Direction: Output every entry exactly as written, but omit the pictures.

Material for this exercise:
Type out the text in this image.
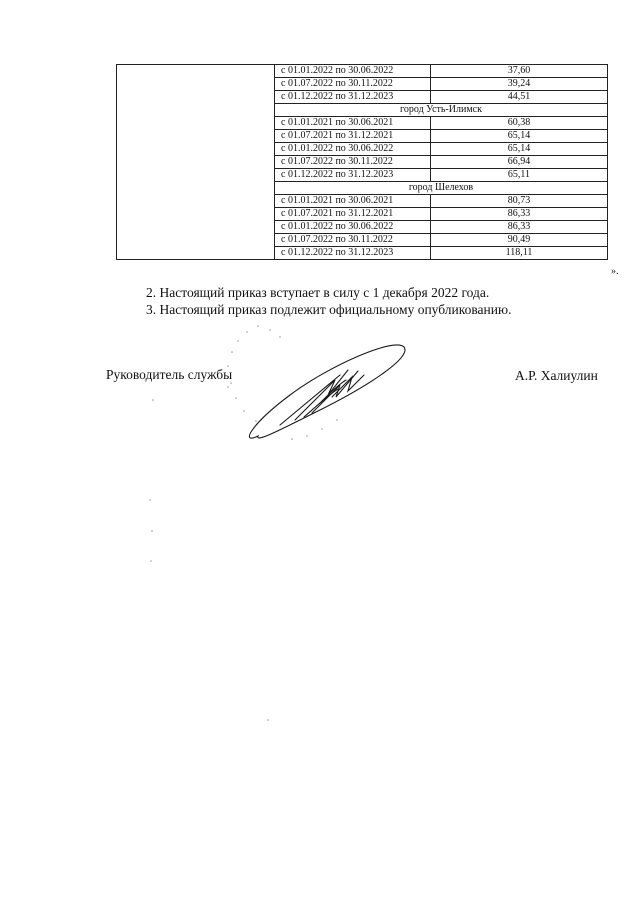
	с 01.01.2022 по 30.06.2022	37,60
	с 01.07.2022 по 30.11.2022	39,24
	с 01.12.2022 по 31.12.2023	44,51
	город Усть-Илимск	
	с 01.01.2021 по 30.06.2021	60,38
	с 01.07.2021 по 31.12.2021	65,14
	с 01.01.2022 по 30.06.2022	65,14
	с 01.07.2022 по 30.11.2022	66,94
	с 01.12.2022 по 31.12.2023	65,11
	город Шелехов	
	с 01.01.2021 по 30.06.2021	80,73
	с 01.07.2021 по 31.12.2021	86,33
	с 01.01.2022 по 30.06.2022	86,33
	с 01.07.2022 по 30.11.2022	90,49
	с 01.12.2022 по 31.12.2023	118,11
».
2. Настоящий приказ вступает в силу с 1 декабря 2022 года.
3. Настоящий приказ подлежит официальному опубликованию.
Руководитель службы	А.Р. Халиулин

Written solution:
Type out the text in this image.
	с 01.01.2022 по 30.06.2022	37,60
	с 01.07.2022 по 30.11.2022	39,24
	с 01.12.2022 по 31.12.2023	44,51
	город Усть-Илимск	
	с 01.01.2021 по 30.06.2021	60,38
	с 01.07.2021 по 31.12.2021	65,14
	с 01.01.2022 по 30.06.2022	65,14
	с 01.07.2022 по 30.11.2022	66,94
	с 01.12.2022 по 31.12.2023	65,11
	город Шелехов	
	с 01.01.2021 по 30.06.2021	80,73
	с 01.07.2021 по 31.12.2021	86,33
	с 01.01.2022 по 30.06.2022	86,33
	с 01.07.2022 по 30.11.2022	90,49
	с 01.12.2022 по 31.12.2023	118,11
».
2. Настоящий приказ вступает в силу с 1 декабря 2022 года.
3. Настоящий приказ подлежит официальному опубликованию.
Руководитель службы	А.Р. Халиулин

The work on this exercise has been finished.